_Short task:_ Copy the records below exactly as they appear.

_Provided data:_
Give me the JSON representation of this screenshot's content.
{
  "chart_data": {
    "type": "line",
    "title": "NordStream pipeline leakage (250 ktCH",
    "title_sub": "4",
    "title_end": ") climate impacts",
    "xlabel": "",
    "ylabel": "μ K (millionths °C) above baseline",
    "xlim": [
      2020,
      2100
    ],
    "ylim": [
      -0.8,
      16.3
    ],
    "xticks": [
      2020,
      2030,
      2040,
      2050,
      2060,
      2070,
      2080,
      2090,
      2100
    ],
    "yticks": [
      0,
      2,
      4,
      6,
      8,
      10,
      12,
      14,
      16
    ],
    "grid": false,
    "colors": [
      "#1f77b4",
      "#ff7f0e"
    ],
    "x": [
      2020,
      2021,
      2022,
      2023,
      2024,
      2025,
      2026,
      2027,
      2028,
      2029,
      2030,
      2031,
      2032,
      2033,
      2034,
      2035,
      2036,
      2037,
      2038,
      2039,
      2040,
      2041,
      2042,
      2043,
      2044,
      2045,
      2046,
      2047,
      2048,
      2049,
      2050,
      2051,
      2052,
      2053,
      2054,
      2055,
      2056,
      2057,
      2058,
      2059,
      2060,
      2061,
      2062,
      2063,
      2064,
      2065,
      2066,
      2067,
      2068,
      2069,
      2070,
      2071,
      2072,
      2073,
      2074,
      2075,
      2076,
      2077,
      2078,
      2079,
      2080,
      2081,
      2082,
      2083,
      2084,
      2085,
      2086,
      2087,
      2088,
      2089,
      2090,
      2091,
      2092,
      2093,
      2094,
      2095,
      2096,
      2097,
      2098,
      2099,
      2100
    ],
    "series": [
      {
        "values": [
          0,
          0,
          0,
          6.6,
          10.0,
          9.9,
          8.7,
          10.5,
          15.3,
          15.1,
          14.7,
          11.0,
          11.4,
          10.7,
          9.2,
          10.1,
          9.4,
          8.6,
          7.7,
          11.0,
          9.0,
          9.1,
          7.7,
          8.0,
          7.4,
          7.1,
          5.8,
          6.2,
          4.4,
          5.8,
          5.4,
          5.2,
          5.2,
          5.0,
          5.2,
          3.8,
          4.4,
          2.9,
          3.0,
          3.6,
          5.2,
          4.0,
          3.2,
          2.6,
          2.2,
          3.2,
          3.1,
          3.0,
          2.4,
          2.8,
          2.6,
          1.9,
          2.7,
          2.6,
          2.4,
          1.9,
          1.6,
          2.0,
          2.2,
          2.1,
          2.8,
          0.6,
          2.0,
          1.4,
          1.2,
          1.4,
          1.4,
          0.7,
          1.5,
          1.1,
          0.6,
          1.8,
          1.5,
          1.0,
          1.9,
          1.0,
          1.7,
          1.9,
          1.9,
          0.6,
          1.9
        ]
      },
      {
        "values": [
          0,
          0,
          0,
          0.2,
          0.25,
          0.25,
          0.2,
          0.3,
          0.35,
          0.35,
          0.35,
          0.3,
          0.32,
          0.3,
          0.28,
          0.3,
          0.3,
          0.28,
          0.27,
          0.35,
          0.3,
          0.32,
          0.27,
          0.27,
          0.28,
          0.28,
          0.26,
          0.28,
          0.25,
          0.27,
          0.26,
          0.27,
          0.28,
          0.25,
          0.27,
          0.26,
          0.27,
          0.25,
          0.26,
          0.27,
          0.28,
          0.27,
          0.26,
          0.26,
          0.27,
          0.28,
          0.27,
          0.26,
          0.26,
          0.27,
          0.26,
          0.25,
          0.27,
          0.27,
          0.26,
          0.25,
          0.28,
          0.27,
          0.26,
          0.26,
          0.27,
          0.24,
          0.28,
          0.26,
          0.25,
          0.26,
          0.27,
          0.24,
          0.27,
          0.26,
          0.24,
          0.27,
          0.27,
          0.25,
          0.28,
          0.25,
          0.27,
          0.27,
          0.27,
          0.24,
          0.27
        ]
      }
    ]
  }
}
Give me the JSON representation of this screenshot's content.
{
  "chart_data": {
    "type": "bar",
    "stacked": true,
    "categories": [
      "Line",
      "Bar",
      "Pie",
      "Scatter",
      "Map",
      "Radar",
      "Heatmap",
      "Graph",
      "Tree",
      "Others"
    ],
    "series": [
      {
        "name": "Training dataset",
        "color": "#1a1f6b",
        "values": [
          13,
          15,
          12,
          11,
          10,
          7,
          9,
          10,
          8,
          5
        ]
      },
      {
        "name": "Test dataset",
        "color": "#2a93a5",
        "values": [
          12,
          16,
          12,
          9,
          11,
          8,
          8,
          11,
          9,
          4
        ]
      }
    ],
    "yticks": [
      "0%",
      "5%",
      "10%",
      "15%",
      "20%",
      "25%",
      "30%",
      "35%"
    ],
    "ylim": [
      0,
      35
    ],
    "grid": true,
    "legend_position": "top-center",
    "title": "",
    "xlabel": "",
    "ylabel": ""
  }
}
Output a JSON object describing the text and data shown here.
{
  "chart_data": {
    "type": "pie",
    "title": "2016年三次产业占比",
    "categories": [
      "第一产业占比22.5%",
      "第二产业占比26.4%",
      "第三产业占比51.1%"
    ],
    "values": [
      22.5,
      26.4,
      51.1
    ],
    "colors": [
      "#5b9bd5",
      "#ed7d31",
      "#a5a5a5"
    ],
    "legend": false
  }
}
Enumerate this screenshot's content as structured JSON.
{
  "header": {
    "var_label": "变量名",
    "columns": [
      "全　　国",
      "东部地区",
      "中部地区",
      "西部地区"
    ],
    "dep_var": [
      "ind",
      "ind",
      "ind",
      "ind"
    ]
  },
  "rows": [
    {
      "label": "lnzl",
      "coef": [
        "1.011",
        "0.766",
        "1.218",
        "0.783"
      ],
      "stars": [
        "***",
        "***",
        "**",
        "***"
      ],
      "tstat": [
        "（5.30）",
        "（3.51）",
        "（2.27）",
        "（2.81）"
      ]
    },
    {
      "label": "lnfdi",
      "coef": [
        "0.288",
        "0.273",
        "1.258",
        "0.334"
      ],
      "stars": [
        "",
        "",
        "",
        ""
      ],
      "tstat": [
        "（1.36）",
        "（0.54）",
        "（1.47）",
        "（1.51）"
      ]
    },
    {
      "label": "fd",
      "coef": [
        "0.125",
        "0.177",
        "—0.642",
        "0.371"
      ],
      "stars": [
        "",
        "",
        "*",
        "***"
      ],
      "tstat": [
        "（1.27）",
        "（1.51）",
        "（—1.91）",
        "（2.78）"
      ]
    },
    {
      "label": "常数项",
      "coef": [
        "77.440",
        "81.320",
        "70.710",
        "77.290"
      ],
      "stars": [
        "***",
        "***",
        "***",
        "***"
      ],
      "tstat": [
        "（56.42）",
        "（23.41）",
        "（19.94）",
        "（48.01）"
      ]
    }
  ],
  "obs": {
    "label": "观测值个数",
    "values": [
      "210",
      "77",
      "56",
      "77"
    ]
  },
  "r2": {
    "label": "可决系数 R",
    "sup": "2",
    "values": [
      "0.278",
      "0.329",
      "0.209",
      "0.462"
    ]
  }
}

_Answer to the exercise:_
Give me the JSON representation of this screenshot's content.
{
  "chart_data": {
    "type": "line",
    "title": "NordStream pipeline leakage (250 ktCH",
    "title_sub": "4",
    "title_end": ") climate impacts",
    "xlabel": "",
    "ylabel": "μ K (millionths °C) above baseline",
    "xlim": [
      2020,
      2100
    ],
    "ylim": [
      -0.8,
      16.3
    ],
    "xticks": [
      2020,
      2030,
      2040,
      2050,
      2060,
      2070,
      2080,
      2090,
      2100
    ],
    "yticks": [
      0,
      2,
      4,
      6,
      8,
      10,
      12,
      14,
      16
    ],
    "grid": false,
    "colors": [
      "#1f77b4",
      "#ff7f0e"
    ],
    "x": [
      2020,
      2021,
      2022,
      2023,
      2024,
      2025,
      2026,
      2027,
      2028,
      2029,
      2030,
      2031,
      2032,
      2033,
      2034,
      2035,
      2036,
      2037,
      2038,
      2039,
      2040,
      2041,
      2042,
      2043,
      2044,
      2045,
      2046,
      2047,
      2048,
      2049,
      2050,
      2051,
      2052,
      2053,
      2054,
      2055,
      2056,
      2057,
      2058,
      2059,
      2060,
      2061,
      2062,
      2063,
      2064,
      2065,
      2066,
      2067,
      2068,
      2069,
      2070,
      2071,
      2072,
      2073,
      2074,
      2075,
      2076,
      2077,
      2078,
      2079,
      2080,
      2081,
      2082,
      2083,
      2084,
      2085,
      2086,
      2087,
      2088,
      2089,
      2090,
      2091,
      2092,
      2093,
      2094,
      2095,
      2096,
      2097,
      2098,
      2099,
      2100
    ],
    "series": [
      {
        "values": [
          0,
          0,
          0,
          6.6,
          10.0,
          9.9,
          8.7,
          10.5,
          15.3,
          15.1,
          14.7,
          11.0,
          11.4,
          10.7,
          9.2,
          10.1,
          9.4,
          8.6,
          7.7,
          11.0,
          9.0,
          9.1,
          7.7,
          8.0,
          7.4,
          7.1,
          5.8,
          6.2,
          4.4,
          5.8,
          5.4,
          5.2,
          5.2,
          5.0,
          5.2,
          3.8,
          4.4,
          2.9,
          3.0,
          3.6,
          5.2,
          4.0,
          3.2,
          2.6,
          2.2,
          3.2,
          3.1,
          3.0,
          2.4,
          2.8,
          2.6,
          1.9,
          2.7,
          2.6,
          2.4,
          1.9,
          1.6,
          2.0,
          2.2,
          2.1,
          2.8,
          0.6,
          2.0,
          1.4,
          1.2,
          1.4,
          1.4,
          0.7,
          1.5,
          1.1,
          0.6,
          1.8,
          1.5,
          1.0,
          1.9,
          1.0,
          1.7,
          1.9,
          1.9,
          0.6,
          1.9
        ]
      },
      {
        "values": [
          0,
          0,
          0,
          0.2,
          0.25,
          0.25,
          0.2,
          0.3,
          0.35,
          0.35,
          0.35,
          0.3,
          0.32,
          0.3,
          0.28,
          0.3,
          0.3,
          0.28,
          0.27,
          0.35,
          0.3,
          0.32,
          0.27,
          0.27,
          0.28,
          0.28,
          0.26,
          0.28,
          0.25,
          0.27,
          0.26,
          0.27,
          0.28,
          0.25,
          0.27,
          0.26,
          0.27,
          0.25,
          0.26,
          0.27,
          0.28,
          0.27,
          0.26,
          0.26,
          0.27,
          0.28,
          0.27,
          0.26,
          0.26,
          0.27,
          0.26,
          0.25,
          0.27,
          0.27,
          0.26,
          0.25,
          0.28,
          0.27,
          0.26,
          0.26,
          0.27,
          0.24,
          0.28,
          0.26,
          0.25,
          0.26,
          0.27,
          0.24,
          0.27,
          0.26,
          0.24,
          0.27,
          0.27,
          0.25,
          0.28,
          0.25,
          0.27,
          0.27,
          0.27,
          0.24,
          0.27
        ]
      }
    ]
  }
}
Give me the JSON representation of this screenshot's content.
{
  "chart_data": {
    "type": "bar",
    "stacked": true,
    "categories": [
      "Line",
      "Bar",
      "Pie",
      "Scatter",
      "Map",
      "Radar",
      "Heatmap",
      "Graph",
      "Tree",
      "Others"
    ],
    "series": [
      {
        "name": "Training dataset",
        "color": "#1a1f6b",
        "values": [
          13,
          15,
          12,
          11,
          10,
          7,
          9,
          10,
          8,
          5
        ]
      },
      {
        "name": "Test dataset",
        "color": "#2a93a5",
        "values": [
          12,
          16,
          12,
          9,
          11,
          8,
          8,
          11,
          9,
          4
        ]
      }
    ],
    "yticks": [
      "0%",
      "5%",
      "10%",
      "15%",
      "20%",
      "25%",
      "30%",
      "35%"
    ],
    "ylim": [
      0,
      35
    ],
    "grid": true,
    "legend_position": "top-center",
    "title": "",
    "xlabel": "",
    "ylabel": ""
  }
}
Output a JSON object describing the text and data shown here.
{
  "chart_data": {
    "type": "pie",
    "title": "2016年三次产业占比",
    "categories": [
      "第一产业占比22.5%",
      "第二产业占比26.4%",
      "第三产业占比51.1%"
    ],
    "values": [
      22.5,
      26.4,
      51.1
    ],
    "colors": [
      "#5b9bd5",
      "#ed7d31",
      "#a5a5a5"
    ],
    "legend": false
  }
}
Enumerate this screenshot's content as structured JSON.
{
  "header": {
    "var_label": "变量名",
    "columns": [
      "全　　国",
      "东部地区",
      "中部地区",
      "西部地区"
    ],
    "dep_var": [
      "ind",
      "ind",
      "ind",
      "ind"
    ]
  },
  "rows": [
    {
      "label": "lnzl",
      "coef": [
        "1.011",
        "0.766",
        "1.218",
        "0.783"
      ],
      "stars": [
        "***",
        "***",
        "**",
        "***"
      ],
      "tstat": [
        "（5.30）",
        "（3.51）",
        "（2.27）",
        "（2.81）"
      ]
    },
    {
      "label": "lnfdi",
      "coef": [
        "0.288",
        "0.273",
        "1.258",
        "0.334"
      ],
      "stars": [
        "",
        "",
        "",
        ""
      ],
      "tstat": [
        "（1.36）",
        "（0.54）",
        "（1.47）",
        "（1.51）"
      ]
    },
    {
      "label": "fd",
      "coef": [
        "0.125",
        "0.177",
        "—0.642",
        "0.371"
      ],
      "stars": [
        "",
        "",
        "*",
        "***"
      ],
      "tstat": [
        "（1.27）",
        "（1.51）",
        "（—1.91）",
        "（2.78）"
      ]
    },
    {
      "label": "常数项",
      "coef": [
        "77.440",
        "81.320",
        "70.710",
        "77.290"
      ],
      "stars": [
        "***",
        "***",
        "***",
        "***"
      ],
      "tstat": [
        "（56.42）",
        "（23.41）",
        "（19.94）",
        "（48.01）"
      ]
    }
  ],
  "obs": {
    "label": "观测值个数",
    "values": [
      "210",
      "77",
      "56",
      "77"
    ]
  },
  "r2": {
    "label": "可决系数 R",
    "sup": "2",
    "values": [
      "0.278",
      "0.329",
      "0.209",
      "0.462"
    ]
  }
}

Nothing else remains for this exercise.